Data excerpts:
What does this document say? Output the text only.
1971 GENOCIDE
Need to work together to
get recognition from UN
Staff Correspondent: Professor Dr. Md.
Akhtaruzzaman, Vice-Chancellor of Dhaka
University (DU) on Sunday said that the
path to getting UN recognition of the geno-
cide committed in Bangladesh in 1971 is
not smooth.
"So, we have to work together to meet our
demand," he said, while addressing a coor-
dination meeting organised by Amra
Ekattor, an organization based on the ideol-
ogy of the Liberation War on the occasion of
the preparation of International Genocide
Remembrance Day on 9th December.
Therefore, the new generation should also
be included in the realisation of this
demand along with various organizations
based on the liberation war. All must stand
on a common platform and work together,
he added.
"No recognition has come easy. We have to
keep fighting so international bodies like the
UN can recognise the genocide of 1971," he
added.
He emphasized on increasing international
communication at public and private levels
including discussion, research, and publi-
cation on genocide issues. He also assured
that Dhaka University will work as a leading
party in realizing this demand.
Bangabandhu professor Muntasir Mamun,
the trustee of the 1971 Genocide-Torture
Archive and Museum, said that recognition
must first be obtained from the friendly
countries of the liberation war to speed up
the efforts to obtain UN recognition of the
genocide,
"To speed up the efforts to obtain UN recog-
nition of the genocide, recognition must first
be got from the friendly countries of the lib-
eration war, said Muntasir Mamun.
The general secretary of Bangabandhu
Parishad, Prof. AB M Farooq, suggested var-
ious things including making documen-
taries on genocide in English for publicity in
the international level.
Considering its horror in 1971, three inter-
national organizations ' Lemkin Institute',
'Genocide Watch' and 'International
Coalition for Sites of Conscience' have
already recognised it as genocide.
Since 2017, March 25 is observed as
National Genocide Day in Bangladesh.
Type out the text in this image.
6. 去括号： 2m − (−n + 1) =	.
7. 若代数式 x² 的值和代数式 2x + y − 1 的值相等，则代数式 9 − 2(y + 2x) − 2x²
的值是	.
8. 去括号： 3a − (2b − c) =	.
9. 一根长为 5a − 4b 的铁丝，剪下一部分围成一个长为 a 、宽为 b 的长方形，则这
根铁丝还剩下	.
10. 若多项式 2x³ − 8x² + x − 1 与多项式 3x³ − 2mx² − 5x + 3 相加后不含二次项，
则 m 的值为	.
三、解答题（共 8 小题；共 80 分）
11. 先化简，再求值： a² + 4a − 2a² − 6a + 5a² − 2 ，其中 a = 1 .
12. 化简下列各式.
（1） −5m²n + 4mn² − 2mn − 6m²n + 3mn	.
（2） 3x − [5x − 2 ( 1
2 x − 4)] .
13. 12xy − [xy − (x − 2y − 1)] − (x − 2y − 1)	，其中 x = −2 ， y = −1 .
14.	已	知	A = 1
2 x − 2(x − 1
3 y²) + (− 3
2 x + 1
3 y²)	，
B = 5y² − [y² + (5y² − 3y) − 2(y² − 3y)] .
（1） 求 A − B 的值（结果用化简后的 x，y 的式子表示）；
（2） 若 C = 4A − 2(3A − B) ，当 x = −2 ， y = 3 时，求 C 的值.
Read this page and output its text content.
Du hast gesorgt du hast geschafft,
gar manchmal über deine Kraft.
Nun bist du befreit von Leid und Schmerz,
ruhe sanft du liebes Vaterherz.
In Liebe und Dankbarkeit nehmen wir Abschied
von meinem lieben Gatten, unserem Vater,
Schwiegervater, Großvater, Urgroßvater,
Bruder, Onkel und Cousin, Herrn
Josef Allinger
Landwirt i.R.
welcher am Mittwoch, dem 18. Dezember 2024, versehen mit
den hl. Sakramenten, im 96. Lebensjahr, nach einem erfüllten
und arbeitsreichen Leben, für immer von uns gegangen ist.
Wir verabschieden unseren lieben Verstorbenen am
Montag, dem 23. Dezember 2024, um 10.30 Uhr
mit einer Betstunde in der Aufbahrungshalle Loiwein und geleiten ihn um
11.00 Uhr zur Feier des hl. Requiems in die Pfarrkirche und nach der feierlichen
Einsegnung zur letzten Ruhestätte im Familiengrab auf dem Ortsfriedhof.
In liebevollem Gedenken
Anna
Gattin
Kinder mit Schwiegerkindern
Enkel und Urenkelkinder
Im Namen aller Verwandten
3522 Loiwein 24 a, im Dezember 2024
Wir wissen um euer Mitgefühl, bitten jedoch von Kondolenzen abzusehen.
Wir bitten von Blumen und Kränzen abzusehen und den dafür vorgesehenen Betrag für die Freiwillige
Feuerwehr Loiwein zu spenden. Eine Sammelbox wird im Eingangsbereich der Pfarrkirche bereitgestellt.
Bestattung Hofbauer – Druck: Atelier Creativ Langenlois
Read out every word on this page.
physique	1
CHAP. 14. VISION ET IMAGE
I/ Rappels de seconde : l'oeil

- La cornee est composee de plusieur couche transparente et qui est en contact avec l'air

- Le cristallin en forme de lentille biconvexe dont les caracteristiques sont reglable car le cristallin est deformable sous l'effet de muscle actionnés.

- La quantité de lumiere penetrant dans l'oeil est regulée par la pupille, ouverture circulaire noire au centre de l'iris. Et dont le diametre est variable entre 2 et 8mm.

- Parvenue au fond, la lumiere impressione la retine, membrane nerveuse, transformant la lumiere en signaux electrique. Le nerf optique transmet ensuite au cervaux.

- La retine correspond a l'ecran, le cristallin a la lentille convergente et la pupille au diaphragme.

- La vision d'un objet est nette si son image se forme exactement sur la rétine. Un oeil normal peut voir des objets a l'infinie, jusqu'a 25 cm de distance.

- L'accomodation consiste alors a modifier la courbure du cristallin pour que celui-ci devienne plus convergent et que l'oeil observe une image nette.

## WORK TO DO
Give the listing again, word for word.

## CORRECT OUTPUT
What does this document say? Output the text only.
1971 GENOCIDE
Need to work together to
get recognition from UN
Staff Correspondent: Professor Dr. Md.
Akhtaruzzaman, Vice-Chancellor of Dhaka
University (DU) on Sunday said that the
path to getting UN recognition of the geno-
cide committed in Bangladesh in 1971 is
not smooth.
"So, we have to work together to meet our
demand," he said, while addressing a coor-
dination meeting organised by Amra
Ekattor, an organization based on the ideol-
ogy of the Liberation War on the occasion of
the preparation of International Genocide
Remembrance Day on 9th December.
Therefore, the new generation should also
be included in the realisation of this
demand along with various organizations
based on the liberation war. All must stand
on a common platform and work together,
he added.
"No recognition has come easy. We have to
keep fighting so international bodies like the
UN can recognise the genocide of 1971," he
added.
He emphasized on increasing international
communication at public and private levels
including discussion, research, and publi-
cation on genocide issues. He also assured
that Dhaka University will work as a leading
party in realizing this demand.
Bangabandhu professor Muntasir Mamun,
the trustee of the 1971 Genocide-Torture
Archive and Museum, said that recognition
must first be obtained from the friendly
countries of the liberation war to speed up
the efforts to obtain UN recognition of the
genocide,
"To speed up the efforts to obtain UN recog-
nition of the genocide, recognition must first
be got from the friendly countries of the lib-
eration war, said Muntasir Mamun.
The general secretary of Bangabandhu
Parishad, Prof. AB M Farooq, suggested var-
ious things including making documen-
taries on genocide in English for publicity in
the international level.
Considering its horror in 1971, three inter-
national organizations ' Lemkin Institute',
'Genocide Watch' and 'International
Coalition for Sites of Conscience' have
already recognised it as genocide.
Since 2017, March 25 is observed as
National Genocide Day in Bangladesh.
Type out the text in this image.
6. 去括号： 2m − (−n + 1) =	.
7. 若代数式 x² 的值和代数式 2x + y − 1 的值相等，则代数式 9 − 2(y + 2x) − 2x²
的值是	.
8. 去括号： 3a − (2b − c) =	.
9. 一根长为 5a − 4b 的铁丝，剪下一部分围成一个长为 a 、宽为 b 的长方形，则这
根铁丝还剩下	.
10. 若多项式 2x³ − 8x² + x − 1 与多项式 3x³ − 2mx² − 5x + 3 相加后不含二次项，
则 m 的值为	.
三、解答题（共 8 小题；共 80 分）
11. 先化简，再求值： a² + 4a − 2a² − 6a + 5a² − 2 ，其中 a = 1 .
12. 化简下列各式.
（1） −5m²n + 4mn² − 2mn − 6m²n + 3mn	.
（2） 3x − [5x − 2 ( 1
2 x − 4)] .
13. 12xy − [xy − (x − 2y − 1)] − (x − 2y − 1)	，其中 x = −2 ， y = −1 .
14.	已	知	A = 1
2 x − 2(x − 1
3 y²) + (− 3
2 x + 1
3 y²)	，
B = 5y² − [y² + (5y² − 3y) − 2(y² − 3y)] .
（1） 求 A − B 的值（结果用化简后的 x，y 的式子表示）；
（2） 若 C = 4A − 2(3A − B) ，当 x = −2 ， y = 3 时，求 C 的值.
Read this page and output its text content.
Du hast gesorgt du hast geschafft,
gar manchmal über deine Kraft.
Nun bist du befreit von Leid und Schmerz,
ruhe sanft du liebes Vaterherz.
In Liebe und Dankbarkeit nehmen wir Abschied
von meinem lieben Gatten, unserem Vater,
Schwiegervater, Großvater, Urgroßvater,
Bruder, Onkel und Cousin, Herrn
Josef Allinger
Landwirt i.R.
welcher am Mittwoch, dem 18. Dezember 2024, versehen mit
den hl. Sakramenten, im 96. Lebensjahr, nach einem erfüllten
und arbeitsreichen Leben, für immer von uns gegangen ist.
Wir verabschieden unseren lieben Verstorbenen am
Montag, dem 23. Dezember 2024, um 10.30 Uhr
mit einer Betstunde in der Aufbahrungshalle Loiwein und geleiten ihn um
11.00 Uhr zur Feier des hl. Requiems in die Pfarrkirche und nach der feierlichen
Einsegnung zur letzten Ruhestätte im Familiengrab auf dem Ortsfriedhof.
In liebevollem Gedenken
Anna
Gattin
Kinder mit Schwiegerkindern
Enkel und Urenkelkinder
Im Namen aller Verwandten
3522 Loiwein 24 a, im Dezember 2024
Wir wissen um euer Mitgefühl, bitten jedoch von Kondolenzen abzusehen.
Wir bitten von Blumen und Kränzen abzusehen und den dafür vorgesehenen Betrag für die Freiwillige
Feuerwehr Loiwein zu spenden. Eine Sammelbox wird im Eingangsbereich der Pfarrkirche bereitgestellt.
Bestattung Hofbauer – Druck: Atelier Creativ Langenlois
Read out every word on this page.
physique	1
CHAP. 14. VISION ET IMAGE
I/ Rappels de seconde : l'oeil

- La cornee est composee de plusieur couche transparente et qui est en contact avec l'air

- Le cristallin en forme de lentille biconvexe dont les caracteristiques sont reglable car le cristallin est deformable sous l'effet de muscle actionnés.

- La quantité de lumiere penetrant dans l'oeil est regulée par la pupille, ouverture circulaire noire au centre de l'iris. Et dont le diametre est variable entre 2 et 8mm.

- Parvenue au fond, la lumiere impressione la retine, membrane nerveuse, transformant la lumiere en signaux electrique. Le nerf optique transmet ensuite au cervaux.

- La retine correspond a l'ecran, le cristallin a la lentille convergente et la pupille au diaphragme.

- La vision d'un objet est nette si son image se forme exactement sur la rétine. Un oeil normal peut voir des objets a l'infinie, jusqu'a 25 cm de distance.

- L'accomodation consiste alors a modifier la courbure du cristallin pour que celui-ci devienne plus convergent et que l'oeil observe une image nette.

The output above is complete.